### What you need to do
Show all lines from the listing below that contain "Crop".

— Start Material provided —

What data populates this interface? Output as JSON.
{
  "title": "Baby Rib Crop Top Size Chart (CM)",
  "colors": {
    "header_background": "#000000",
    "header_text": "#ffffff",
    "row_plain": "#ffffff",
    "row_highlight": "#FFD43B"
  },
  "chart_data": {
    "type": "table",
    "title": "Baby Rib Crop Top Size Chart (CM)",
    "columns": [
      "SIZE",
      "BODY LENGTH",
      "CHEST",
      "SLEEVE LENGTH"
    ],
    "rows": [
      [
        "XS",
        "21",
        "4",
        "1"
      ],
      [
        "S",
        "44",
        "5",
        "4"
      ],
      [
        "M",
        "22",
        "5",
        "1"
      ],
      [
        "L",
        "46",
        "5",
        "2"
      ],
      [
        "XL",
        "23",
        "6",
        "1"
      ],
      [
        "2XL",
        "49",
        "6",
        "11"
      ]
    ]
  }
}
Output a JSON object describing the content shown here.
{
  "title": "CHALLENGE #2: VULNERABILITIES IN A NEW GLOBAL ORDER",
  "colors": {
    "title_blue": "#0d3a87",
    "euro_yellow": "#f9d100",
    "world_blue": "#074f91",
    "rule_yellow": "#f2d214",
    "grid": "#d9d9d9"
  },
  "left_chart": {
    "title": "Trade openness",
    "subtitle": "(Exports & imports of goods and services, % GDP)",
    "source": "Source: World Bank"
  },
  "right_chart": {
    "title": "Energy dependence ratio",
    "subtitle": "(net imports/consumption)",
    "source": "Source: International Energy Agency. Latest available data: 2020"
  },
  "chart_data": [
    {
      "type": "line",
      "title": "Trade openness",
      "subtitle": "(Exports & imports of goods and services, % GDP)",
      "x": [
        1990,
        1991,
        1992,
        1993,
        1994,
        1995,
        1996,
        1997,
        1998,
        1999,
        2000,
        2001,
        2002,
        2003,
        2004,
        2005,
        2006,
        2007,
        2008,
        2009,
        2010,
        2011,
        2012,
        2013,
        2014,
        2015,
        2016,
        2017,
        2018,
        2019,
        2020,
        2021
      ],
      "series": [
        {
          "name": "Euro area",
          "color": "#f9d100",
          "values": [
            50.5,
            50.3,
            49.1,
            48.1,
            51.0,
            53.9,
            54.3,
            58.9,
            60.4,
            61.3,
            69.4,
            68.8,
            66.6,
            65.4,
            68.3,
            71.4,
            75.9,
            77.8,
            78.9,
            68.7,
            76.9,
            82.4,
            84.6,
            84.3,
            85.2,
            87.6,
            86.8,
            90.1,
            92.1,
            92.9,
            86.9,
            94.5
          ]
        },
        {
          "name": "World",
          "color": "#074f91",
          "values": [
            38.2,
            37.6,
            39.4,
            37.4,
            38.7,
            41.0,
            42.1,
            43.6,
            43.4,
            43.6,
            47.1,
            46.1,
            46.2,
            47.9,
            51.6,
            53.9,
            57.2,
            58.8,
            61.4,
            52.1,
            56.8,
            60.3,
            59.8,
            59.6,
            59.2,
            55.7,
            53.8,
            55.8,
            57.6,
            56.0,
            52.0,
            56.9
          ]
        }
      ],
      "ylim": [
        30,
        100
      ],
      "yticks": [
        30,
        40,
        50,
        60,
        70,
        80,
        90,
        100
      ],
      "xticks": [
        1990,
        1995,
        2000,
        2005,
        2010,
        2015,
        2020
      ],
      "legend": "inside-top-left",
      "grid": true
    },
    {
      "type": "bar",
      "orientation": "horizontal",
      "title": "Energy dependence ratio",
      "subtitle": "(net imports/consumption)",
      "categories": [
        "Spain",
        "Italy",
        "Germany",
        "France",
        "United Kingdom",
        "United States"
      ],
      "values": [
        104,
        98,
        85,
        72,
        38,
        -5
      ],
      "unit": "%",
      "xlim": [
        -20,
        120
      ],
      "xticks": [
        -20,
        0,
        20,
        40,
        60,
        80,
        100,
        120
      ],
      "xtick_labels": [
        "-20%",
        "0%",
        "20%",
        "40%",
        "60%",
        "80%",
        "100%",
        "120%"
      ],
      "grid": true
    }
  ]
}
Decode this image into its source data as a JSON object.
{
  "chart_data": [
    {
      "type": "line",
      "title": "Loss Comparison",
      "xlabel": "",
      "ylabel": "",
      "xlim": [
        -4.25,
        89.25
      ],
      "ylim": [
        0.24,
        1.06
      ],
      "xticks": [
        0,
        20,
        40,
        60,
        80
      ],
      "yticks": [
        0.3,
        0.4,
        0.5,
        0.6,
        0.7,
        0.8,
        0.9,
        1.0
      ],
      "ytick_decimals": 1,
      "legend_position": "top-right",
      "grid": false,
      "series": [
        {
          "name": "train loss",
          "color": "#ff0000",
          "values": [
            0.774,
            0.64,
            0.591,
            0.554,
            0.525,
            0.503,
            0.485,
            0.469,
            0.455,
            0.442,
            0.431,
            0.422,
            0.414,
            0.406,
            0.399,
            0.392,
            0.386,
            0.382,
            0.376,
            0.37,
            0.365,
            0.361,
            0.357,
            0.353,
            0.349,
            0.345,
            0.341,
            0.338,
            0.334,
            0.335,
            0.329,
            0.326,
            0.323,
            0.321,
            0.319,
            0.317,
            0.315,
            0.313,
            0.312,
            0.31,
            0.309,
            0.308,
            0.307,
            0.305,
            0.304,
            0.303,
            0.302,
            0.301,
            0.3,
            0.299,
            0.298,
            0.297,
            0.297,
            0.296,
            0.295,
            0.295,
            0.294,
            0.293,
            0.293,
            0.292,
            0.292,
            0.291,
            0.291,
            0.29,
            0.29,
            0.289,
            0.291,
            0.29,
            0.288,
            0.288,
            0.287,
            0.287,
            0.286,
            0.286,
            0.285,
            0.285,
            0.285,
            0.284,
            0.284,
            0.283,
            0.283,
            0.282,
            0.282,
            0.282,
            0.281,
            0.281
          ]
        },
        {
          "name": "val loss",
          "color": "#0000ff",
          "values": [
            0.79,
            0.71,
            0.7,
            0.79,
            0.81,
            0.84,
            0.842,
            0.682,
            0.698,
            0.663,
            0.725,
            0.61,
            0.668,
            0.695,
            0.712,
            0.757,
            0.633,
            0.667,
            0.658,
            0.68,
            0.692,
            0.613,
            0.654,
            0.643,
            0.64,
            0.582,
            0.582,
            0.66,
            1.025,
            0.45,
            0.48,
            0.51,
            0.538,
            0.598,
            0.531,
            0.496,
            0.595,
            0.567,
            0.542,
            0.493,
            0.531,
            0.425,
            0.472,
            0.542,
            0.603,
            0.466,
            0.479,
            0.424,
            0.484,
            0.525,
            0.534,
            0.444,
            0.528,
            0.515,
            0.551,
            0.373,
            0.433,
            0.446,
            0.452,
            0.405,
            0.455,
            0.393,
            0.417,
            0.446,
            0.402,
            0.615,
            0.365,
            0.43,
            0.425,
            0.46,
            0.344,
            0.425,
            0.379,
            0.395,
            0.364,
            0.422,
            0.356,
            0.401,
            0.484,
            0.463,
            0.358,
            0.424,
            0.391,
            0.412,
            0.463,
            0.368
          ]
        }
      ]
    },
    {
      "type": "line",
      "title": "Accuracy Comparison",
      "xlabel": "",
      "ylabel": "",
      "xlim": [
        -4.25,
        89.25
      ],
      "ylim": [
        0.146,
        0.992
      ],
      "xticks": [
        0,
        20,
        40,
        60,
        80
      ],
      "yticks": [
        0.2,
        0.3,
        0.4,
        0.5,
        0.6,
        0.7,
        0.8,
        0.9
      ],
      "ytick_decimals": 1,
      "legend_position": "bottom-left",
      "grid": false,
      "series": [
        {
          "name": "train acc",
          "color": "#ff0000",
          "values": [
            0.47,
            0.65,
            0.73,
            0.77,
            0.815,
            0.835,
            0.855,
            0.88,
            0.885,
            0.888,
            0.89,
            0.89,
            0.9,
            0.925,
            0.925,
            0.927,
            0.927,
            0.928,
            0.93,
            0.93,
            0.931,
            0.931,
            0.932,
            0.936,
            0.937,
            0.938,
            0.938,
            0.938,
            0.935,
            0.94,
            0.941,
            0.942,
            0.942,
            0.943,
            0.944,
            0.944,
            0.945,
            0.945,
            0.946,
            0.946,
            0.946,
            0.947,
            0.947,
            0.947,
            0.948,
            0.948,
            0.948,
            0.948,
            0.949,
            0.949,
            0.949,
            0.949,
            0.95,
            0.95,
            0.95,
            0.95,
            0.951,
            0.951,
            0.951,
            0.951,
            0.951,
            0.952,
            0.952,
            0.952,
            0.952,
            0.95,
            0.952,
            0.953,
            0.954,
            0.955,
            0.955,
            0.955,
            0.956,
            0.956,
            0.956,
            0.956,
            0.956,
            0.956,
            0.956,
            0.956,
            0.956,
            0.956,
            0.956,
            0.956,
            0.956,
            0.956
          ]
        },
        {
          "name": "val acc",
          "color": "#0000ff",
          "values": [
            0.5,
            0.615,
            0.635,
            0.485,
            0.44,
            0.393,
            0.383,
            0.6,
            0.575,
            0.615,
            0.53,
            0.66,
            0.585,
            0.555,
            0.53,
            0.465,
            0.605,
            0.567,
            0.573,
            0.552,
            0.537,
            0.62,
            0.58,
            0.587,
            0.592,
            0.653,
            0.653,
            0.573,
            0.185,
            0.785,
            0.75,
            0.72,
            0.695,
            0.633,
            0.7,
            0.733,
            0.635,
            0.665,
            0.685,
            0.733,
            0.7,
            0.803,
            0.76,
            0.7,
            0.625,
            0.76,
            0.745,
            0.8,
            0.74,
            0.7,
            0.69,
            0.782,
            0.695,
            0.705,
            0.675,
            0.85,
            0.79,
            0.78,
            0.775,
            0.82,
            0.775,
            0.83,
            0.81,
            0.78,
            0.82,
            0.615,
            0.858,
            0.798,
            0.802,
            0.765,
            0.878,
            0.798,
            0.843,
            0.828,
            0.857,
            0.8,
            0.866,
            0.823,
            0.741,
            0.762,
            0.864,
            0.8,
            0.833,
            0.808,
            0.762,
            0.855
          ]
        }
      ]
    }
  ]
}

— End Material provided —

### Answer
  "title": "Baby Rib Crop Top Size Chart (CM)",
    "title": "Baby Rib Crop Top Size Chart (CM)",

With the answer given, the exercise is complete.